Objective
Below are some entries. Copy each line that holds the string "style".

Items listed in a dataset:
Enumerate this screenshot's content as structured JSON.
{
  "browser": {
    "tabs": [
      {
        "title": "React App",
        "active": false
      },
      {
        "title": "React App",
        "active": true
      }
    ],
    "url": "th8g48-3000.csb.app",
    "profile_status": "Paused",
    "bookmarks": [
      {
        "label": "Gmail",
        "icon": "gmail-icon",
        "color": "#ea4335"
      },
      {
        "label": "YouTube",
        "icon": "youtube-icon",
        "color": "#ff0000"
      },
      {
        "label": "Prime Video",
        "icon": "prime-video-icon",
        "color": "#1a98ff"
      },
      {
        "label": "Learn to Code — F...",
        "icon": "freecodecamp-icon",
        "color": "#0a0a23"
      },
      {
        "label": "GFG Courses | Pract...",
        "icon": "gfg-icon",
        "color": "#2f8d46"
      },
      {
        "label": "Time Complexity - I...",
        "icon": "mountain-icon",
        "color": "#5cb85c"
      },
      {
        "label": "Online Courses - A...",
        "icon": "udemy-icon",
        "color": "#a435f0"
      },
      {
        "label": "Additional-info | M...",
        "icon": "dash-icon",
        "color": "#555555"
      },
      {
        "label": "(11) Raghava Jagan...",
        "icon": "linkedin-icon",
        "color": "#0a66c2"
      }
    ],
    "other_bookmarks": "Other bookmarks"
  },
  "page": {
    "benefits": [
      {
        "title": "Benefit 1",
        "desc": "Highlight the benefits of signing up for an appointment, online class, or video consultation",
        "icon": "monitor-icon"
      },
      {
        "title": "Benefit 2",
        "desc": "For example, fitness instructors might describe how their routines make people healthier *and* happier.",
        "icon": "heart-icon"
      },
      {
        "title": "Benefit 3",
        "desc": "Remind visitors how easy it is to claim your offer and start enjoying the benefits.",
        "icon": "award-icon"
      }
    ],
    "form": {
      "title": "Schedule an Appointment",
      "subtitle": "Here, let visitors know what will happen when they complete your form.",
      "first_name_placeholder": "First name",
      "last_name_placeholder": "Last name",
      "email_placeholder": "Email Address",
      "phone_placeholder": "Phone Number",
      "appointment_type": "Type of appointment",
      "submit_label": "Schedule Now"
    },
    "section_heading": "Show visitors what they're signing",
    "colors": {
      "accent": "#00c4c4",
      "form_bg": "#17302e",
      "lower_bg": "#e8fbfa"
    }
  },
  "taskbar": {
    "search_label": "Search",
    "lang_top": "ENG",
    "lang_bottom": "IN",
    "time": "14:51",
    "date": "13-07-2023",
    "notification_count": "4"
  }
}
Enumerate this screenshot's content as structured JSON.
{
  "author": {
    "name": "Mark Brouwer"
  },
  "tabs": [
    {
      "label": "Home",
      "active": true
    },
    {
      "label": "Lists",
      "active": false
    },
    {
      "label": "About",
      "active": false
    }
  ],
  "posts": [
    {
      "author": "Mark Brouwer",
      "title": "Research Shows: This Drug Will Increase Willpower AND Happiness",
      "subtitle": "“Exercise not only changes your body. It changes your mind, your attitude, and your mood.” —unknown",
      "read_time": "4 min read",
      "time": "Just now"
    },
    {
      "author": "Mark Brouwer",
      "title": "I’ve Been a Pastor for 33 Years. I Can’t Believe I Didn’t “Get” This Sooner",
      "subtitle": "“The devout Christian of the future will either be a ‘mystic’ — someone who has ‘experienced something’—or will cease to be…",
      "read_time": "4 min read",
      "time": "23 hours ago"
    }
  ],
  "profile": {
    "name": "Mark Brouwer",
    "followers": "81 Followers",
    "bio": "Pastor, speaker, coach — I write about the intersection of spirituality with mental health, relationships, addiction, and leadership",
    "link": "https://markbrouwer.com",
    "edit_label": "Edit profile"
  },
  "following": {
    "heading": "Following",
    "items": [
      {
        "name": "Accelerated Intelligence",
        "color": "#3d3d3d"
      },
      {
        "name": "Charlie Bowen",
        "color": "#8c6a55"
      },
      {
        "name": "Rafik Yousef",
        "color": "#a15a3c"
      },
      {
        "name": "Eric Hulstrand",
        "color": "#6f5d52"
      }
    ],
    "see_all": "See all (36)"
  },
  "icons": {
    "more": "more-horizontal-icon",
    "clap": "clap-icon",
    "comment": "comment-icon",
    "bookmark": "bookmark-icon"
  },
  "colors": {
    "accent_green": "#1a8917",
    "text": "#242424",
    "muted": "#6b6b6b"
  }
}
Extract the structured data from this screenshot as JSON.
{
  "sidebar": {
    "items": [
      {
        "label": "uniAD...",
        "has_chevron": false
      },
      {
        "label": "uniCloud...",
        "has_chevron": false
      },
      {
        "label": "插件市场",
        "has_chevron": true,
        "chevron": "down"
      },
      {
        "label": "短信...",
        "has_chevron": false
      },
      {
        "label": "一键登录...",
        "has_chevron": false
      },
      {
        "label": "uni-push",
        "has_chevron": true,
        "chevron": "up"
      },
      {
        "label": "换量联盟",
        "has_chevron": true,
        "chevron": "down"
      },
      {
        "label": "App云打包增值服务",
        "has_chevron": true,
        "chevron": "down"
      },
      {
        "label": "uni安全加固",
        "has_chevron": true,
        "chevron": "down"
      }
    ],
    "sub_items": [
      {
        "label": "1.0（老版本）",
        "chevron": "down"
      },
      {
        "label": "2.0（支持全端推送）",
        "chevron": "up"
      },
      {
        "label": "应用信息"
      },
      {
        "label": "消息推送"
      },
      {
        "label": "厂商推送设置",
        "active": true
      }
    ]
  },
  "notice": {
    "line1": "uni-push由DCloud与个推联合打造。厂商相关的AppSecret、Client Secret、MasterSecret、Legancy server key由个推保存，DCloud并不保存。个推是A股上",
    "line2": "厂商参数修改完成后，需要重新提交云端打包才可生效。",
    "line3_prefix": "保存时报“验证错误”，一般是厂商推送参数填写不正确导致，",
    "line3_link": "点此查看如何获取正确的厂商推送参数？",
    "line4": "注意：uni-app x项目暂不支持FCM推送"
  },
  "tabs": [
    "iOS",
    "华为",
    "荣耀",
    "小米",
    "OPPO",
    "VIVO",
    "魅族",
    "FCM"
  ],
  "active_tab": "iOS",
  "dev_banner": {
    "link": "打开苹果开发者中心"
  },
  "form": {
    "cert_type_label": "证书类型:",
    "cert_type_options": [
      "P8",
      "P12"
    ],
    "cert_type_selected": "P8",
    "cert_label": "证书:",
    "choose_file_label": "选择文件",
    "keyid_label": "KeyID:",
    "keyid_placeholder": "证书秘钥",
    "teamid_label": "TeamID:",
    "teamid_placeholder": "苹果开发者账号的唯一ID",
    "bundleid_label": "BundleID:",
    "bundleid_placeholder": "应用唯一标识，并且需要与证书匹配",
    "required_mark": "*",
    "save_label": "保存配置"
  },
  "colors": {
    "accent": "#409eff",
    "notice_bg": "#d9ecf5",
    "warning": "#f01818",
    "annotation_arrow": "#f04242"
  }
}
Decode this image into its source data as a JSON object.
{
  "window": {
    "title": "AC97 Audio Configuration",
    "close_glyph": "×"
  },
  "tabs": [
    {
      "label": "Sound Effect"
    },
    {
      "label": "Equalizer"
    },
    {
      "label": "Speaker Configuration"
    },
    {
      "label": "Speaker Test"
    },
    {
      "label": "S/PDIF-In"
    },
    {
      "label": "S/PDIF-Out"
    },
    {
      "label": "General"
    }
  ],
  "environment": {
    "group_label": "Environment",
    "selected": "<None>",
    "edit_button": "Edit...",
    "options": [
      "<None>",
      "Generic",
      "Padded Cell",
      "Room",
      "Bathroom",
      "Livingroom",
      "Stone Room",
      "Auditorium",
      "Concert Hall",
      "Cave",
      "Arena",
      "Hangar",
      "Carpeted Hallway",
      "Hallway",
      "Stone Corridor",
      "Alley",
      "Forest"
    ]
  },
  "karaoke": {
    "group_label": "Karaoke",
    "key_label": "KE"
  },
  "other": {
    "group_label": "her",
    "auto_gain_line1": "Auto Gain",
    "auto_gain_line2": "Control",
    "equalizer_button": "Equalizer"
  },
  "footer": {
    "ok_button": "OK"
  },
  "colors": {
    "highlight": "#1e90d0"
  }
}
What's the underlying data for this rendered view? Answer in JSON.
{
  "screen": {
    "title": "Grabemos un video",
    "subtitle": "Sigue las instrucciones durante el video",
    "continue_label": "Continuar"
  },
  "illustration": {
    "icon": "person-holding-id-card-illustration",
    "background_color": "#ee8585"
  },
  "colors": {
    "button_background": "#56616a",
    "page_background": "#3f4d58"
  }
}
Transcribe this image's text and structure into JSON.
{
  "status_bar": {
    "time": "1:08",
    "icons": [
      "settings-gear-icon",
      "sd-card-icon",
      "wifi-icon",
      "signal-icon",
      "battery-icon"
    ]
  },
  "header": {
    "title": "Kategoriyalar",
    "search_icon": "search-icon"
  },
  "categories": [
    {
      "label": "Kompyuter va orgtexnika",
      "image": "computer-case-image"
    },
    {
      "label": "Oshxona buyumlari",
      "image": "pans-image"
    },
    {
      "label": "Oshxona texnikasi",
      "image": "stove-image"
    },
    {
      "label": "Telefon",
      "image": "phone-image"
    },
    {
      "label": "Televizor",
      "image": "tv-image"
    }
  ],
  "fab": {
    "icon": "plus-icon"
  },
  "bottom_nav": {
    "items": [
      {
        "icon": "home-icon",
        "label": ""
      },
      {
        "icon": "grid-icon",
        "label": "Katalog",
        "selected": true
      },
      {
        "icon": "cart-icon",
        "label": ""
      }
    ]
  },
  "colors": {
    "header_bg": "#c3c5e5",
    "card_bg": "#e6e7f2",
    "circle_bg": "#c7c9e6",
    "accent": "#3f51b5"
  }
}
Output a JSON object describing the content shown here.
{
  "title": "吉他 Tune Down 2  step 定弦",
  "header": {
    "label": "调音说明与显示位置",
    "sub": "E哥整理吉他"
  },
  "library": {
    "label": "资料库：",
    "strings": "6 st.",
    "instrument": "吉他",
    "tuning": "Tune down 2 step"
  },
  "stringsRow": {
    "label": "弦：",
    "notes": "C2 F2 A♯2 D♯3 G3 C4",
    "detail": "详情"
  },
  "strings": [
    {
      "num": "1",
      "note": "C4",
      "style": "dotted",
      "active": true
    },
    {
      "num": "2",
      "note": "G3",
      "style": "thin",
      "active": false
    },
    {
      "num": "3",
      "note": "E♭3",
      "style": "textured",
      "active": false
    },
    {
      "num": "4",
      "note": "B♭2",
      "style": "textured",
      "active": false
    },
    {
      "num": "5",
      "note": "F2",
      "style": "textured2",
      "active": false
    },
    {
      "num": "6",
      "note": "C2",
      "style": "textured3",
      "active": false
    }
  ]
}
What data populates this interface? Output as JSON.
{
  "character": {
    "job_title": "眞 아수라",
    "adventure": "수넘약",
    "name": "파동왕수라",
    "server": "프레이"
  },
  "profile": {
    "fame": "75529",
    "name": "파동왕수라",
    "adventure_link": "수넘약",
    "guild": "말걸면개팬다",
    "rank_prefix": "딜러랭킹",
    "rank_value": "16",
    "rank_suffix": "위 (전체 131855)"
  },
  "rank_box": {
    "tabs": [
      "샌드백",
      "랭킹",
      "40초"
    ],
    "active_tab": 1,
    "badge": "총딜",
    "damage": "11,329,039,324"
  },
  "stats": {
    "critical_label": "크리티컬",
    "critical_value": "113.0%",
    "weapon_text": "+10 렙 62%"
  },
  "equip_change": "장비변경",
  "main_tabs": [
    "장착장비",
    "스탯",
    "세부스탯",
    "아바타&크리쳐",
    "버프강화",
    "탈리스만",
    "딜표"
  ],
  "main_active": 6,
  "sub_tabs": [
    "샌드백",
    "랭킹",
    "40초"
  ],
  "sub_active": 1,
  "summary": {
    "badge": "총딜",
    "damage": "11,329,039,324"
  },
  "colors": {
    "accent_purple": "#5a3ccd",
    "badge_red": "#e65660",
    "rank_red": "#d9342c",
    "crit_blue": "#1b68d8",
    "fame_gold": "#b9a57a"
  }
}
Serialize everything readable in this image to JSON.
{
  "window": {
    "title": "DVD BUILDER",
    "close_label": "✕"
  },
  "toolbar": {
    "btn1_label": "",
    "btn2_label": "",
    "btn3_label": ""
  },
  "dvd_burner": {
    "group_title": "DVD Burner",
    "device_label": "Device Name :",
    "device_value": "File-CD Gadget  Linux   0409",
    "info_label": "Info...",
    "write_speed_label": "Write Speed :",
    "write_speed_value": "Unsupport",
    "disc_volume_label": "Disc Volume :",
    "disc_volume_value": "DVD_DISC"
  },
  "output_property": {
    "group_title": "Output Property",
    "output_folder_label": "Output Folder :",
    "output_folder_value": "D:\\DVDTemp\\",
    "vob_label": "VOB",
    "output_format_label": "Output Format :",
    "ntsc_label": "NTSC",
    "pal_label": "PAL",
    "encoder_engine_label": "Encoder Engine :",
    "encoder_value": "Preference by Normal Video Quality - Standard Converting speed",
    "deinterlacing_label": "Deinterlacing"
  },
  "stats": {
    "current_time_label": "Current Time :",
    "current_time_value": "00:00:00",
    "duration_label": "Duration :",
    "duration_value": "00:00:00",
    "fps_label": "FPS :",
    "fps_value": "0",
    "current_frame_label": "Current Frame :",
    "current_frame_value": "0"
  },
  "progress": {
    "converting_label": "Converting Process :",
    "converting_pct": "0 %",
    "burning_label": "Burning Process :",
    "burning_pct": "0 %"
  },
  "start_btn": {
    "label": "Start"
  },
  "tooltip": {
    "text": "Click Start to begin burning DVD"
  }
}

Response to this exercise
      "style": "dotted",
      "style": "thin",
      "style": "textured",
      "style": "textured",
      "style": "textured2",
      "style": "textured3",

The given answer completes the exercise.